◆ RECORDS FOR THE EXERCISE:

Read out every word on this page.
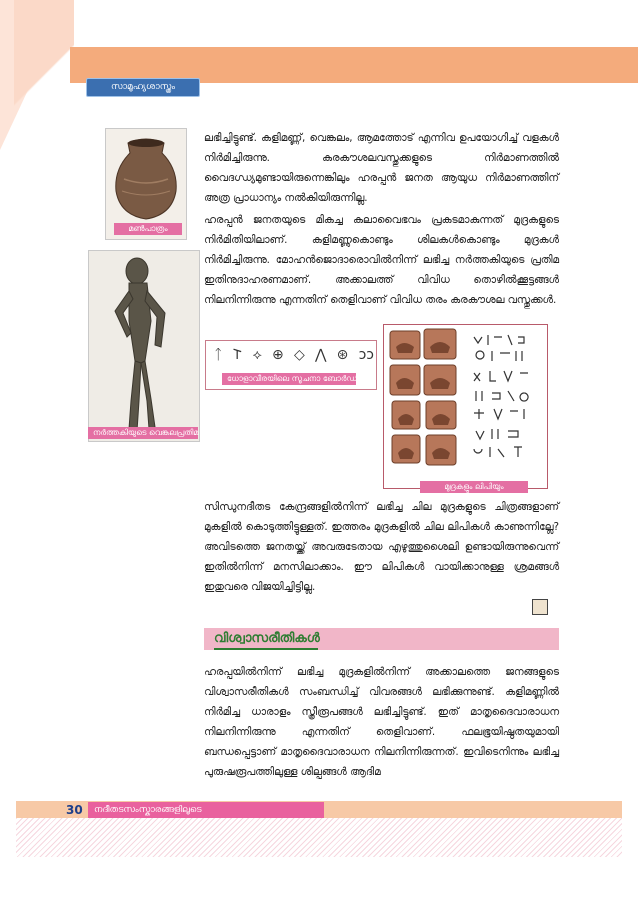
സാമൂഹ്യശാസ്ത്രം
മൺപാത്രം
നർത്തകിയുടെ വെങ്കലപ്രതിമ

ലഭിച്ചിട്ടുണ്ട്. കളിമണ്ണ്, വെങ്കലം, ആമത്തോട് എന്നിവ ഉപയോഗിച്ച് വളകൾ നിർമിച്ചിരുന്നു. കരകൗശലവസ്തുക്കളുടെ നിർമാണത്തിൽ വൈദഗ്ധ്യമുണ്ടായിരുന്നെങ്കിലും ഹരപ്പൻ ജനത ആയുധ നിർമാണത്തിന് അത്ര പ്രാധാന്യം നൽകിയിരുന്നില്ല.

ഹരപ്പൻ ജനതയുടെ മികച്ച കലാവൈഭവം പ്രകടമാകുന്നത് മുദ്രകളുടെ നിർമിതിയിലാണ്. കളിമണ്ണുകൊണ്ടും ശിലകൾകൊണ്ടും മുദ്രകൾ നിർമിച്ചിരുന്നു. മോഹൻജൊദാരൊവിൽനിന്ന് ലഭിച്ച നർത്തകിയുടെ പ്രതിമ ഇതിനുദാഹരണമാണ്. അക്കാലത്ത് വിവിധ തൊഴിൽക്കൂട്ടങ്ങൾ നിലനിന്നിരുന്നു എന്നതിന് തെളിവാണ് വിവിധ തരം കരകൗശല വസ്തുക്കൾ.

ᛏ 𐌕 ⟡ ⊕ ◇ ⋀ ⊛ ↄↄ
ധോളാവീരയിലെ സൂചനാ ബോർഡ്
മുദ്രകളും ലിപിയും

സിന്ധുനദീതട കേന്ദ്രങ്ങളിൽനിന്ന് ലഭിച്ച ചില മുദ്രകളുടെ ചിത്രങ്ങളാണ് മുകളിൽ കൊടുത്തിട്ടുള്ളത്. ഇത്തരം മുദ്രകളിൽ ചില ലിപികൾ കാണുന്നില്ലേ? അവിടത്തെ ജനതയ്ക്ക് അവരുടേതായ എഴുത്തുശൈലി ഉണ്ടായിരുന്നുവെന്ന് ഇതിൽനിന്ന് മനസിലാക്കാം. ഈ ലിപികൾ വായിക്കാനുള്ള ശ്രമങ്ങൾ ഇതുവരെ വിജയിച്ചിട്ടില്ല.

വിശ്വാസരീതികൾ

ഹരപ്പയിൽനിന്ന് ലഭിച്ച മുദ്രകളിൽനിന്ന് അക്കാലത്തെ ജനങ്ങളുടെ വിശ്വാസരീതികൾ സംബന്ധിച്ച് വിവരങ്ങൾ ലഭിക്കുന്നുണ്ട്. കളിമണ്ണിൽ നിർമിച്ച ധാരാളം സ്ത്രീരൂപങ്ങൾ ലഭിച്ചിട്ടുണ്ട്. ഇത് മാതൃദൈവാരാധന നിലനിന്നിരുന്നു എന്നതിന് തെളിവാണ്. ഫലഭൂയിഷ്ഠതയുമായി ബന്ധപ്പെട്ടാണ് മാതൃദൈവാരാധന നിലനിന്നിരുന്നത്. ഇവിടെനിന്നും ലഭിച്ച പുരുഷരൂപത്തിലുള്ള ശില്പങ്ങൾ ആദിമ

30	നദീതടസംസ്കാരങ്ങളിലൂടെ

◆ STATED PROBLEM: The answer is one number: how many lines of the material above contain "ജനതയ".

◆ IN RESPONSE: 2